* _What is expected_
Copy out all the lines where "three" shows up.

--- Start of Record set ---

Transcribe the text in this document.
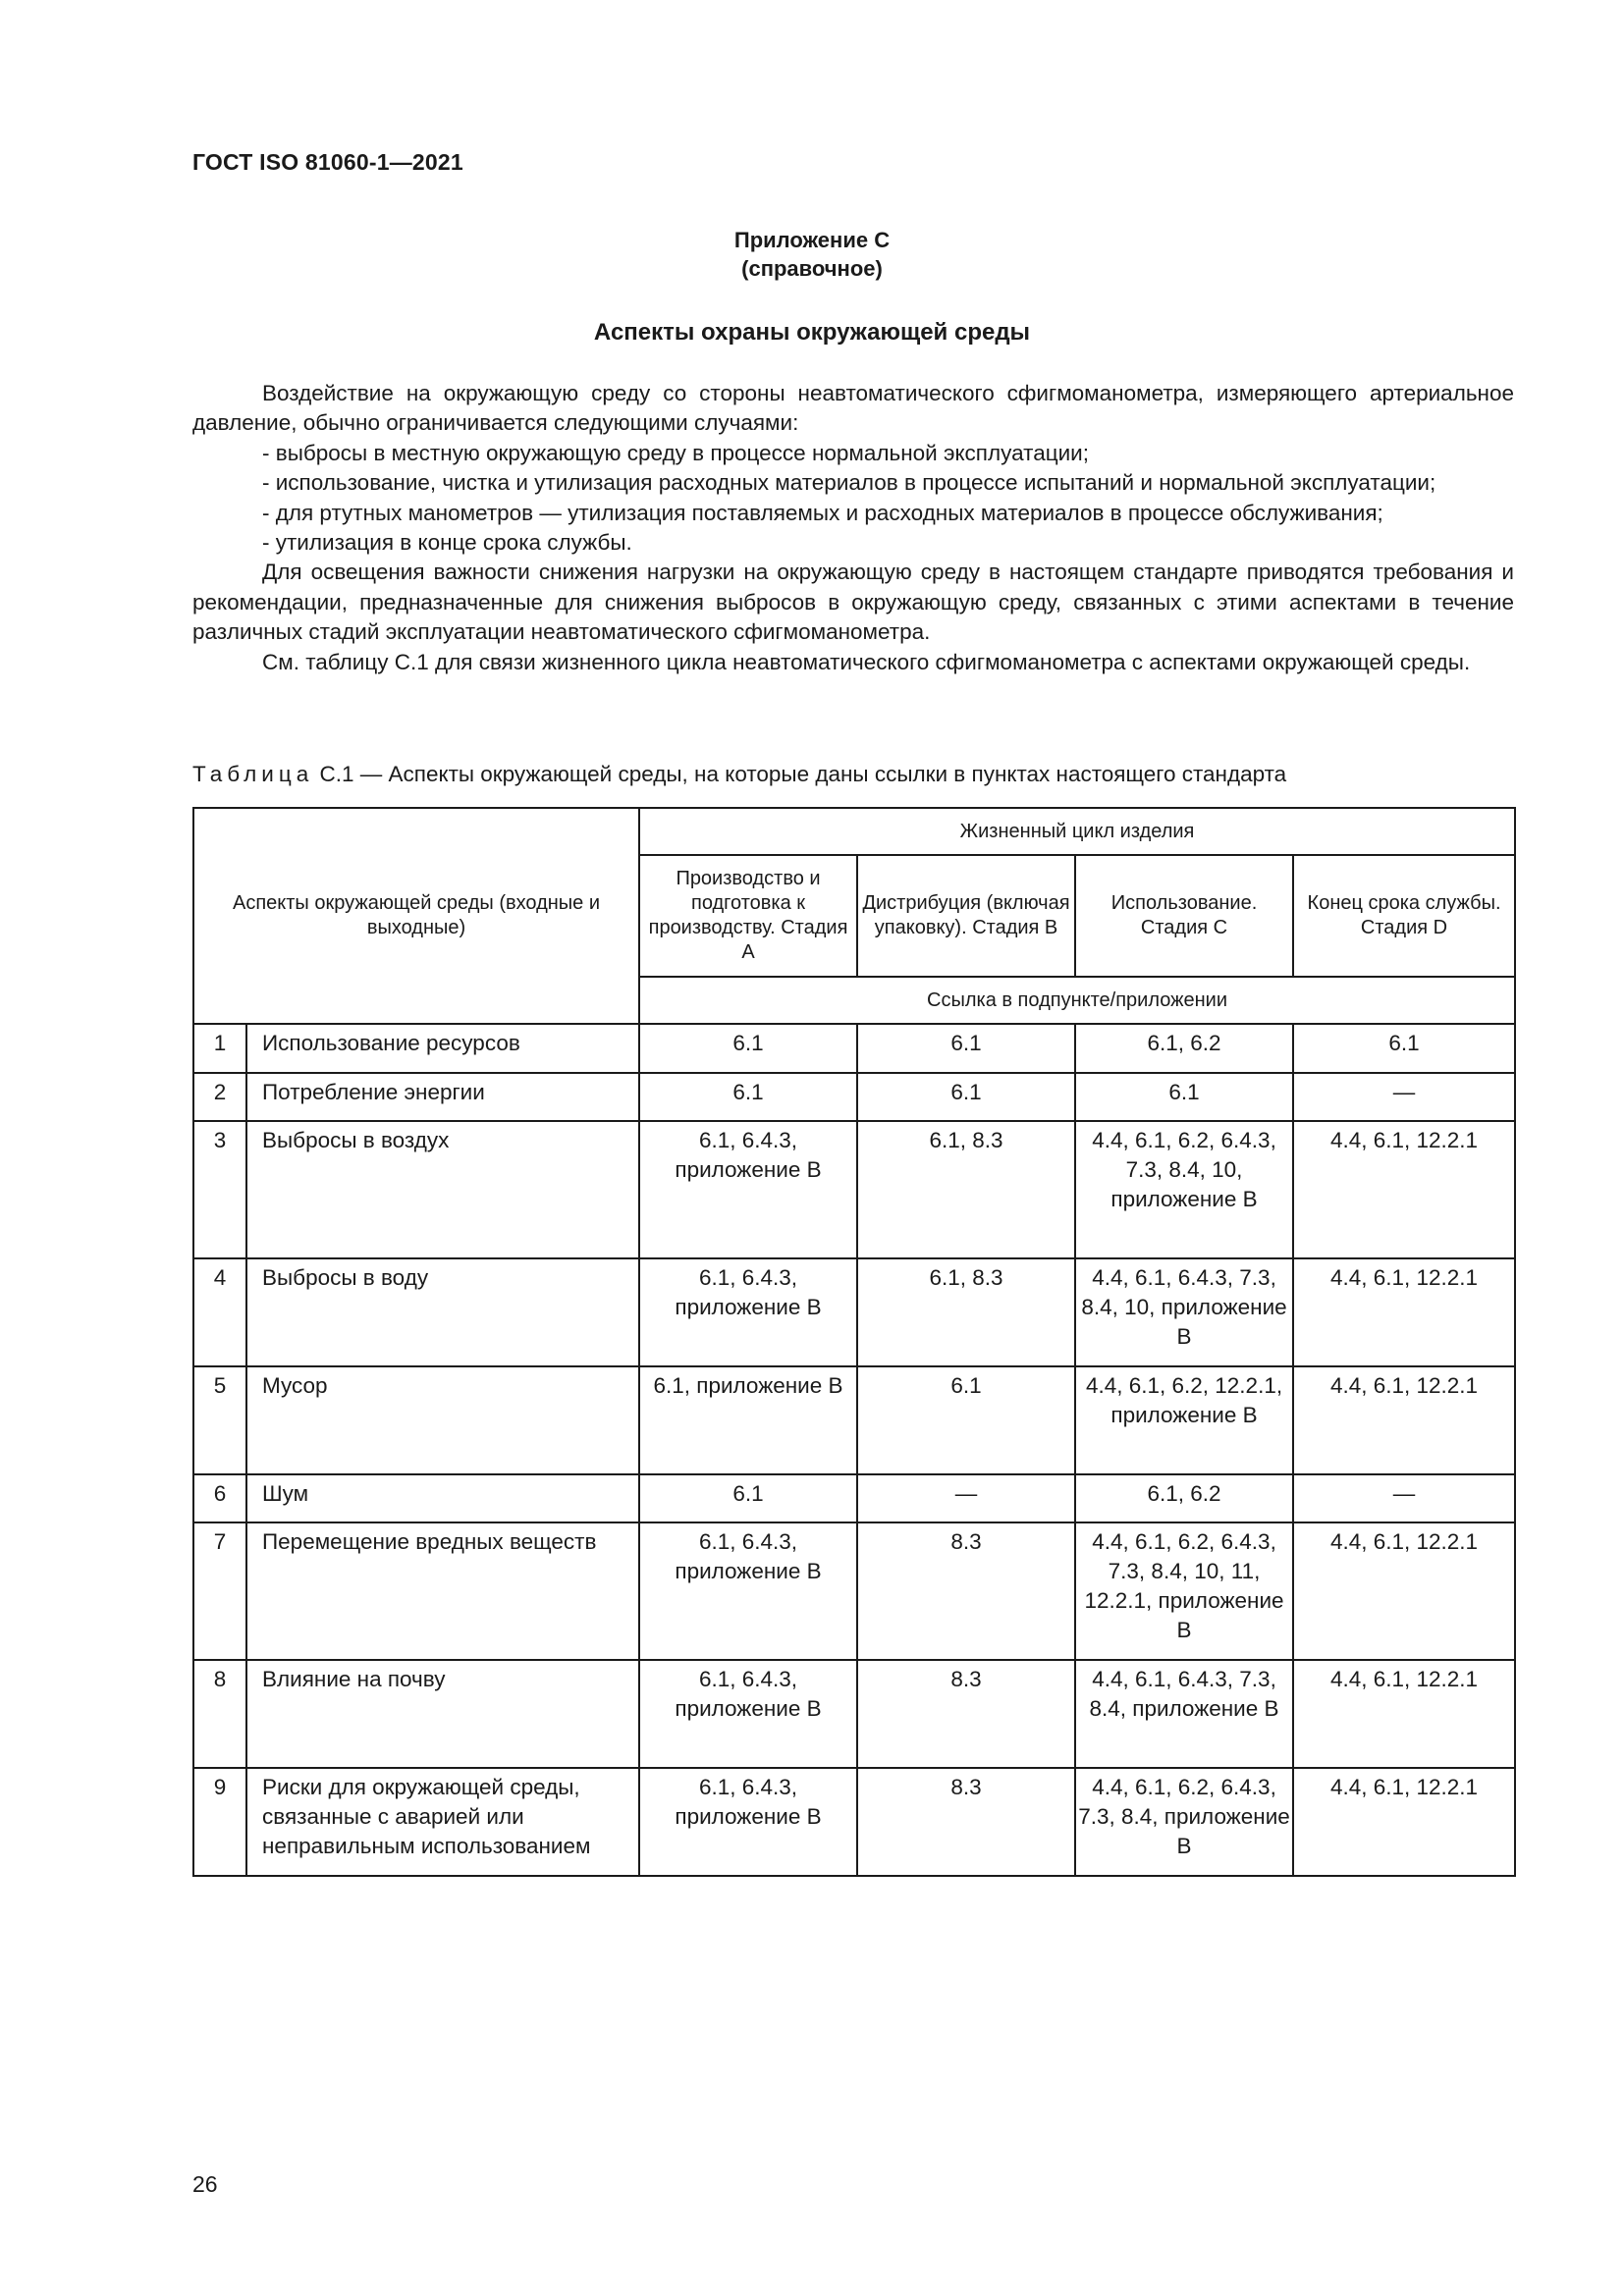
ГОСТ ISO 81060-1—2021
Приложение С
(справочное)
Аспекты охраны окружающей среды

Воздействие на окружающую среду со стороны неавтоматического сфигмоманометра, измеряющего артериальное давление, обычно ограничивается следующими случаями:

- выбросы в местную окружающую среду в процессе нормальной эксплуатации;

- использование, чистка и утилизация расходных материалов в процессе испытаний и нормальной эксплуатации;

- для ртутных манометров — утилизация поставляемых и расходных материалов в процессе обслуживания;

- утилизация в конце срока службы.

Для освещения важности снижения нагрузки на окружающую среду в настоящем стандарте приводятся требования и рекомендации, предназначенные для снижения выбросов в окружающую среду, связанных с этими аспектами в течение различных стадий эксплуатации неавтоматического сфигмоманометра.

См. таблицу С.1 для связи жизненного цикла неавтоматического сфигмоманометра с аспектами окружающей среды.

Таблица С.1 — Аспекты окружающей среды, на которые даны ссылки в пунктах настоящего стандарта
Аспекты окружающей среды (входные и выходные)		Жизненный цикл изделия			
		Производство и подготовка к производству. Стадия А	Дистрибуция (включая упаковку). Стадия В	Использование. Стадия С	Конец срока службы. Стадия D
		Ссылка в подпункте/приложении			
1	Использование ресурсов	6.1	6.1	6.1, 6.2	6.1
2	Потребление энергии	6.1	6.1	6.1	—
3	Выбросы в воздух	6.1, 6.4.3, приложение В	6.1, 8.3	4.4, 6.1, 6.2, 6.4.3, 7.3, 8.4, 10, приложение В	4.4, 6.1, 12.2.1
4	Выбросы в воду	6.1, 6.4.3, приложение В	6.1, 8.3	4.4, 6.1, 6.4.3, 7.3, 8.4, 10, приложение В	4.4, 6.1, 12.2.1
5	Мусор	6.1, приложение В	6.1	4.4, 6.1, 6.2, 12.2.1, приложение В	4.4, 6.1, 12.2.1
6	Шум	6.1	—	6.1, 6.2	—
7	Перемещение вредных веществ	6.1, 6.4.3, приложение В	8.3	4.4, 6.1, 6.2, 6.4.3, 7.3, 8.4, 10, 11, 12.2.1, приложение В	4.4, 6.1, 12.2.1
8	Влияние на почву	6.1, 6.4.3, приложение В	8.3	4.4, 6.1, 6.4.3, 7.3, 8.4, приложение В	4.4, 6.1, 12.2.1
9	Риски для окружающей среды, связанные с аварией или неправильным использованием	6.1, 6.4.3, приложение В	8.3	4.4, 6.1, 6.2, 6.4.3, 7.3, 8.4, приложение В	4.4, 6.1, 12.2.1
26
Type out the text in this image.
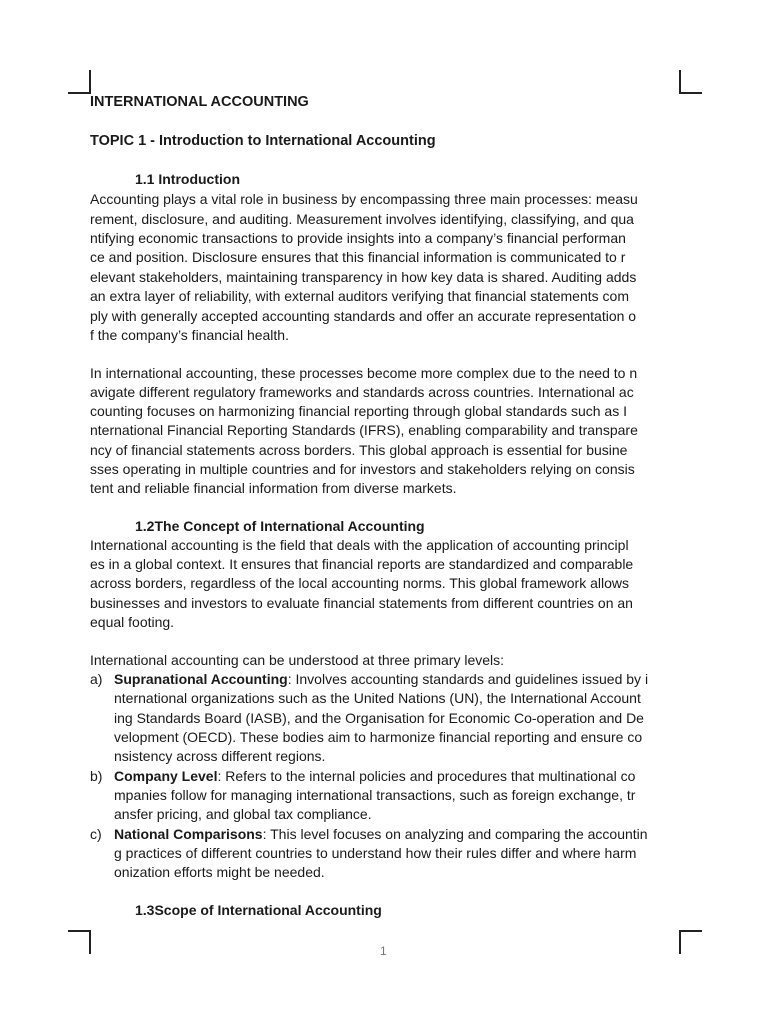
INTERNATIONAL ACCOUNTING
TOPIC 1 - Introduction to International Accounting
1.1 Introduction
Accounting plays a vital role in business by encompassing three main processes: measu
rement, disclosure, and auditing. Measurement involves identifying, classifying, and qua
ntifying economic transactions to provide insights into a company’s financial performan
ce and position. Disclosure ensures that this financial information is communicated to r
elevant stakeholders, maintaining transparency in how key data is shared. Auditing adds
an extra layer of reliability, with external auditors verifying that financial statements com
ply with generally accepted accounting standards and offer an accurate representation o
f the company’s financial health.
In international accounting, these processes become more complex due to the need to n
avigate different regulatory frameworks and standards across countries. International ac
counting focuses on harmonizing financial reporting through global standards such as I
nternational Financial Reporting Standards (IFRS), enabling comparability and transpare
ncy of financial statements across borders. This global approach is essential for busine
sses operating in multiple countries and for investors and stakeholders relying on consis
tent and reliable financial information from diverse markets.
1.2The Concept of International Accounting
International accounting is the field that deals with the application of accounting principl
es in a global context. It ensures that financial reports are standardized and comparable
across borders, regardless of the local accounting norms. This global framework allows
businesses and investors to evaluate financial statements from different countries on an
equal footing.
International accounting can be understood at three primary levels:
a) Supranational Accounting: Involves accounting standards and guidelines issued by i
nternational organizations such as the United Nations (UN), the International Account
ing Standards Board (IASB), and the Organisation for Economic Co-operation and De
velopment (OECD). These bodies aim to harmonize financial reporting and ensure co
nsistency across different regions.
b) Company Level: Refers to the internal policies and procedures that multinational co
mpanies follow for managing international transactions, such as foreign exchange, tr
ansfer pricing, and global tax compliance.
c) National Comparisons: This level focuses on analyzing and comparing the accountin
g practices of different countries to understand how their rules differ and where harm
onization efforts might be needed.
1.3Scope of International Accounting
1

--- End of Record set ---

* _Response for this exercise_
Accounting plays a vital role in business by encompassing three main processes: measu
International accounting can be understood at three primary levels:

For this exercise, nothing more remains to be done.